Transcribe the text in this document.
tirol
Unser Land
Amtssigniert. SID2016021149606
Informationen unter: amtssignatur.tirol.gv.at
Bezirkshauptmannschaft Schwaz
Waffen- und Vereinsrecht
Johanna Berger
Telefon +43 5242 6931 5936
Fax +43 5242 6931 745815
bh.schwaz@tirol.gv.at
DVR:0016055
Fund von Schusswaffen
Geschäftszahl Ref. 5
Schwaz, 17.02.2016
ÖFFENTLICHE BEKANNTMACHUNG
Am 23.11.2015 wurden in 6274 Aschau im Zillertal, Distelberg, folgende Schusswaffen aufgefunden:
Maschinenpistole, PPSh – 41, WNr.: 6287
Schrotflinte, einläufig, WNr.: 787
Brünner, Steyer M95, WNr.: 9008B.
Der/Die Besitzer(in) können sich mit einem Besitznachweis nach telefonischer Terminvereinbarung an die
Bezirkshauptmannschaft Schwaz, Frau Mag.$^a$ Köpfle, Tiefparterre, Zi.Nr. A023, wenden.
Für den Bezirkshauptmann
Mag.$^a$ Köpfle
──────────────────────────────
TASK:
Give every line of the material that includes the string "Schusswaffen".

SOLUTION TO THIS EXERCISE:
Fund von Schusswaffen
Am 23.11.2015 wurden in 6274 Aschau im Zillertal, Distelberg, folgende Schusswaffen aufgefunden:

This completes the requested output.